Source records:
::::::::

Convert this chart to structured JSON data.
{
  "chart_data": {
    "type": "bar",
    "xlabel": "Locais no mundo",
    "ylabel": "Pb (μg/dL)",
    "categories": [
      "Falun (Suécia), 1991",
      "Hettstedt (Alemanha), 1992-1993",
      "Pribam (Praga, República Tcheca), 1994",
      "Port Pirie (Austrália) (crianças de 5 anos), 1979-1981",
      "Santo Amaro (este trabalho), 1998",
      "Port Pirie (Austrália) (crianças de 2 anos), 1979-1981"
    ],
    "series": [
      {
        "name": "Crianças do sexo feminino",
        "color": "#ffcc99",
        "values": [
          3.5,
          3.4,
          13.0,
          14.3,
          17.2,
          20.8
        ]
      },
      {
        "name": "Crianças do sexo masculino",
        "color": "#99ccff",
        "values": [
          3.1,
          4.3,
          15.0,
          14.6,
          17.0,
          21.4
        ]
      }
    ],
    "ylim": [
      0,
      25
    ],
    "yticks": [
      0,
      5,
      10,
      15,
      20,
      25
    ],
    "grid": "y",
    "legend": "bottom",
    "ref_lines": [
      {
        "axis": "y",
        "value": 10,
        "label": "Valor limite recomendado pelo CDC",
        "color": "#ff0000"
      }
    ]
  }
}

::::::::

## What you have to do
Transcribe the data above in full, exactly.

## Result
Convert this chart to structured JSON data.
{
  "chart_data": {
    "type": "bar",
    "xlabel": "Locais no mundo",
    "ylabel": "Pb (μg/dL)",
    "categories": [
      "Falun (Suécia), 1991",
      "Hettstedt (Alemanha), 1992-1993",
      "Pribam (Praga, República Tcheca), 1994",
      "Port Pirie (Austrália) (crianças de 5 anos), 1979-1981",
      "Santo Amaro (este trabalho), 1998",
      "Port Pirie (Austrália) (crianças de 2 anos), 1979-1981"
    ],
    "series": [
      {
        "name": "Crianças do sexo feminino",
        "color": "#ffcc99",
        "values": [
          3.5,
          3.4,
          13.0,
          14.3,
          17.2,
          20.8
        ]
      },
      {
        "name": "Crianças do sexo masculino",
        "color": "#99ccff",
        "values": [
          3.1,
          4.3,
          15.0,
          14.6,
          17.0,
          21.4
        ]
      }
    ],
    "ylim": [
      0,
      25
    ],
    "yticks": [
      0,
      5,
      10,
      15,
      20,
      25
    ],
    "grid": "y",
    "legend": "bottom",
    "ref_lines": [
      {
        "axis": "y",
        "value": 10,
        "label": "Valor limite recomendado pelo CDC",
        "color": "#ff0000"
      }
    ]
  }
}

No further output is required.